==== Provided records ====

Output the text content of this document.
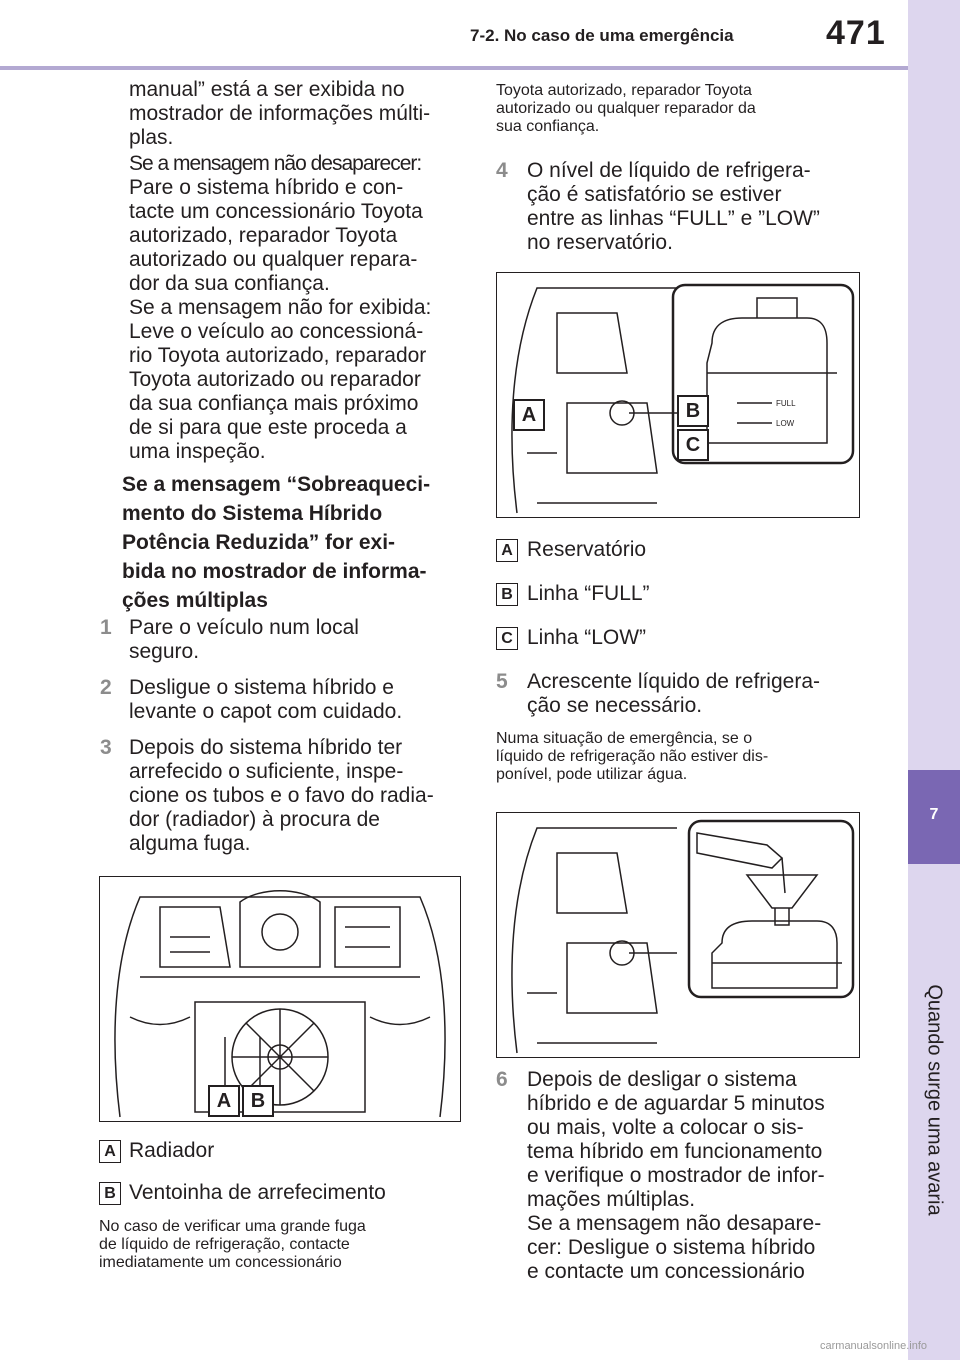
7-2. No caso de uma emergência	471
7
Quando surge uma avaria
manual” está a ser exibida no
mostrador de informações múlti-
plas.
Se a mensagem não desaparecer:
Pare o sistema híbrido e con-
tacte um concessionário Toyota
autorizado, reparador Toyota
autorizado ou qualquer repara-
dor da sua confiança.
Se a mensagem não for exibida:
Leve o veículo ao concessioná-
rio Toyota autorizado, reparador
Toyota autorizado ou reparador
da sua confiança mais próximo
de si para que este proceda a
uma inspeção.
Se a mensagem “Sobreaqueci-
mento do Sistema Híbrido
Potência Reduzida” for exi-
bida no mostrador de informa-
ções múltiplas
1 Pare o veículo num local
seguro.
2 Desligue o sistema híbrido e
levante o capot com cuidado.
3 Depois do sistema híbrido ter
arrefecido o suficiente, inspe-
cione os tubos e o favo do radia-
dor (radiador) à procura de
alguma fuga.
A B
A Radiador
B Ventoinha de arrefecimento
No caso de verificar uma grande fuga
de líquido de refrigeração, contacte
imediatamente um concessionário
Toyota autorizado, reparador Toyota
autorizado ou qualquer reparador da
sua confiança.
4 O nível de líquido de refrigera-
ção é satisfatório se estiver
entre as linhas “FULL” e ”LOW”
no reservatório.
FULL
LOW
A	B
C
A Reservatório
B Linha “FULL”
C Linha “LOW”
5 Acrescente líquido de refrigera-
ção se necessário.
Numa situação de emergência, se o
líquido de refrigeração não estiver dis-
ponível, pode utilizar água.
6 Depois de desligar o sistema
híbrido e de aguardar 5 minutos
ou mais, volte a colocar o sis-
tema híbrido em funcionamento
e verifique o mostrador de infor-
mações múltiplas.
Se a mensagem não desapare-
cer: Desligue o sistema híbrido
e contacte um concessionário
carmanualsonline.info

====

> _Written problem_: Select every line of the material above holding the word "contacte" and copy it.

> _Solution to the problem_:
de líquido de refrigeração, contacte
e contacte um concessionário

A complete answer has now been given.